**Data provided**
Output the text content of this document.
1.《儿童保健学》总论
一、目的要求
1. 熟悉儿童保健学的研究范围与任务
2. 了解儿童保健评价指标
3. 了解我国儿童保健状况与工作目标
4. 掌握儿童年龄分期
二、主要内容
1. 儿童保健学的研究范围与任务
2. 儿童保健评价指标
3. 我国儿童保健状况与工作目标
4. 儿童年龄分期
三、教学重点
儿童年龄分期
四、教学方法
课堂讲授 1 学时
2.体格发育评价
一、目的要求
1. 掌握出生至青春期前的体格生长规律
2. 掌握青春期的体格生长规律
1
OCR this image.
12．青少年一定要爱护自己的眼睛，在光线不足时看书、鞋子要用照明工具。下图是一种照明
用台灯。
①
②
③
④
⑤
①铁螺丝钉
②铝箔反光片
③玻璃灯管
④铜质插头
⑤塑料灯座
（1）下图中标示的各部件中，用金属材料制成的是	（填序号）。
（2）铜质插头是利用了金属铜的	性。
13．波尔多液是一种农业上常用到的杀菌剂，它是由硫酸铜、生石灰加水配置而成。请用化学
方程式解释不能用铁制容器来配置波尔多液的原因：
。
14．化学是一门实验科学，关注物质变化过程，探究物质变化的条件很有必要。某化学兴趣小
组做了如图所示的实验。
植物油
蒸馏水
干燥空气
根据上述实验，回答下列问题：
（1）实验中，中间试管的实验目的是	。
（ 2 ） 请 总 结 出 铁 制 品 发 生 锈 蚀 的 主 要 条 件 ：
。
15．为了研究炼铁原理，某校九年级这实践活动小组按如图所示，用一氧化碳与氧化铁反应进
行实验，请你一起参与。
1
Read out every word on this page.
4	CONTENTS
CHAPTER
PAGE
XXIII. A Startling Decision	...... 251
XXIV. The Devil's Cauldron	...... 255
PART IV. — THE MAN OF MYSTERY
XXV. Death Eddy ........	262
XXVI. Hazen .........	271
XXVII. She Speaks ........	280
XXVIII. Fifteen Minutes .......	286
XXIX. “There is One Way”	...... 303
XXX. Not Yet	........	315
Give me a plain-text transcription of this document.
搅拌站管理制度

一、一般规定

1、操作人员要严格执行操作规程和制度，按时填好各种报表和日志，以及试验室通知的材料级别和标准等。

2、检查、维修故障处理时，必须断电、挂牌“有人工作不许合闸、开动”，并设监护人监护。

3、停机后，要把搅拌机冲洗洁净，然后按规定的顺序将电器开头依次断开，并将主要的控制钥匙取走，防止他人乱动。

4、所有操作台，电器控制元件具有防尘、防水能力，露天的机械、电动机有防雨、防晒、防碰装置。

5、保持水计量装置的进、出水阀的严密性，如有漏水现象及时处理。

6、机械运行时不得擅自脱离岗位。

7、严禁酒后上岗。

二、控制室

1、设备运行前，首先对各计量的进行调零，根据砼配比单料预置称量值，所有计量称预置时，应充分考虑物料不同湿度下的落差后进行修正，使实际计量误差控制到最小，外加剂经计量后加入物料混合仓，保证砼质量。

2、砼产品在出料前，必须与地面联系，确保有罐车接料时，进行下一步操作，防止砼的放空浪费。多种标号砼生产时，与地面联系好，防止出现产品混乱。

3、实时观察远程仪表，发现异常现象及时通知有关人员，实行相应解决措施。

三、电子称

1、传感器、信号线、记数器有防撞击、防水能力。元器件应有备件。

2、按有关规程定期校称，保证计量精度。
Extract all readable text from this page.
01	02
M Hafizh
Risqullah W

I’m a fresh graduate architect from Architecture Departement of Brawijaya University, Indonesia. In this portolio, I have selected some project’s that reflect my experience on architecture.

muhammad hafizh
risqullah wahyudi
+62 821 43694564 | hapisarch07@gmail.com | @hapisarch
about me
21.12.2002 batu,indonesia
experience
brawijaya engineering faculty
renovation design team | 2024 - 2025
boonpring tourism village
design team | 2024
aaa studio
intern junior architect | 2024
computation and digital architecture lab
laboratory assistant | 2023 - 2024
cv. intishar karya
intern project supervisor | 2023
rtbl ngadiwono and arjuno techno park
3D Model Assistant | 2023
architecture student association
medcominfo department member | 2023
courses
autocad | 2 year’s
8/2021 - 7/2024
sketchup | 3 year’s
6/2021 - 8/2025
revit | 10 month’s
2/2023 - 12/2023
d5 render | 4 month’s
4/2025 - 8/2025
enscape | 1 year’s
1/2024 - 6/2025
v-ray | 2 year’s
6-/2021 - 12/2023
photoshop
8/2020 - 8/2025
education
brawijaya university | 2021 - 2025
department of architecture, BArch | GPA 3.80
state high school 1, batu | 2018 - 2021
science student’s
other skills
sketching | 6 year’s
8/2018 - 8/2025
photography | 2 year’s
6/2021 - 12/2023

**Problem requirements**
Restate each record word for word.

**Written answer**
Output the text content of this document.
1.《儿童保健学》总论
一、目的要求
1. 熟悉儿童保健学的研究范围与任务
2. 了解儿童保健评价指标
3. 了解我国儿童保健状况与工作目标
4. 掌握儿童年龄分期
二、主要内容
1. 儿童保健学的研究范围与任务
2. 儿童保健评价指标
3. 我国儿童保健状况与工作目标
4. 儿童年龄分期
三、教学重点
儿童年龄分期
四、教学方法
课堂讲授 1 学时
2.体格发育评价
一、目的要求
1. 掌握出生至青春期前的体格生长规律
2. 掌握青春期的体格生长规律
1
OCR this image.
12．青少年一定要爱护自己的眼睛，在光线不足时看书、鞋子要用照明工具。下图是一种照明
用台灯。
①
②
③
④
⑤
①铁螺丝钉
②铝箔反光片
③玻璃灯管
④铜质插头
⑤塑料灯座
（1）下图中标示的各部件中，用金属材料制成的是	（填序号）。
（2）铜质插头是利用了金属铜的	性。
13．波尔多液是一种农业上常用到的杀菌剂，它是由硫酸铜、生石灰加水配置而成。请用化学
方程式解释不能用铁制容器来配置波尔多液的原因：
。
14．化学是一门实验科学，关注物质变化过程，探究物质变化的条件很有必要。某化学兴趣小
组做了如图所示的实验。
植物油
蒸馏水
干燥空气
根据上述实验，回答下列问题：
（1）实验中，中间试管的实验目的是	。
（ 2 ） 请 总 结 出 铁 制 品 发 生 锈 蚀 的 主 要 条 件 ：
。
15．为了研究炼铁原理，某校九年级这实践活动小组按如图所示，用一氧化碳与氧化铁反应进
行实验，请你一起参与。
1
Read out every word on this page.
4	CONTENTS
CHAPTER
PAGE
XXIII. A Startling Decision	...... 251
XXIV. The Devil's Cauldron	...... 255
PART IV. — THE MAN OF MYSTERY
XXV. Death Eddy ........	262
XXVI. Hazen .........	271
XXVII. She Speaks ........	280
XXVIII. Fifteen Minutes .......	286
XXIX. “There is One Way”	...... 303
XXX. Not Yet	........	315
Give me a plain-text transcription of this document.
搅拌站管理制度

一、一般规定

1、操作人员要严格执行操作规程和制度，按时填好各种报表和日志，以及试验室通知的材料级别和标准等。

2、检查、维修故障处理时，必须断电、挂牌“有人工作不许合闸、开动”，并设监护人监护。

3、停机后，要把搅拌机冲洗洁净，然后按规定的顺序将电器开头依次断开，并将主要的控制钥匙取走，防止他人乱动。

4、所有操作台，电器控制元件具有防尘、防水能力，露天的机械、电动机有防雨、防晒、防碰装置。

5、保持水计量装置的进、出水阀的严密性，如有漏水现象及时处理。

6、机械运行时不得擅自脱离岗位。

7、严禁酒后上岗。

二、控制室

1、设备运行前，首先对各计量的进行调零，根据砼配比单料预置称量值，所有计量称预置时，应充分考虑物料不同湿度下的落差后进行修正，使实际计量误差控制到最小，外加剂经计量后加入物料混合仓，保证砼质量。

2、砼产品在出料前，必须与地面联系，确保有罐车接料时，进行下一步操作，防止砼的放空浪费。多种标号砼生产时，与地面联系好，防止出现产品混乱。

3、实时观察远程仪表，发现异常现象及时通知有关人员，实行相应解决措施。

三、电子称

1、传感器、信号线、记数器有防撞击、防水能力。元器件应有备件。

2、按有关规程定期校称，保证计量精度。
Extract all readable text from this page.
01	02
M Hafizh
Risqullah W

I’m a fresh graduate architect from Architecture Departement of Brawijaya University, Indonesia. In this portolio, I have selected some project’s that reflect my experience on architecture.

muhammad hafizh
risqullah wahyudi
+62 821 43694564 | hapisarch07@gmail.com | @hapisarch
about me
21.12.2002 batu,indonesia
experience
brawijaya engineering faculty
renovation design team | 2024 - 2025
boonpring tourism village
design team | 2024
aaa studio
intern junior architect | 2024
computation and digital architecture lab
laboratory assistant | 2023 - 2024
cv. intishar karya
intern project supervisor | 2023
rtbl ngadiwono and arjuno techno park
3D Model Assistant | 2023
architecture student association
medcominfo department member | 2023
courses
autocad | 2 year’s
8/2021 - 7/2024
sketchup | 3 year’s
6/2021 - 8/2025
revit | 10 month’s
2/2023 - 12/2023
d5 render | 4 month’s
4/2025 - 8/2025
enscape | 1 year’s
1/2024 - 6/2025
v-ray | 2 year’s
6-/2021 - 12/2023
photoshop
8/2020 - 8/2025
education
brawijaya university | 2021 - 2025
department of architecture, BArch | GPA 3.80
state high school 1, batu | 2018 - 2021
science student’s
other skills
sketching | 6 year’s
8/2018 - 8/2025
photography | 2 year’s
6/2021 - 12/2023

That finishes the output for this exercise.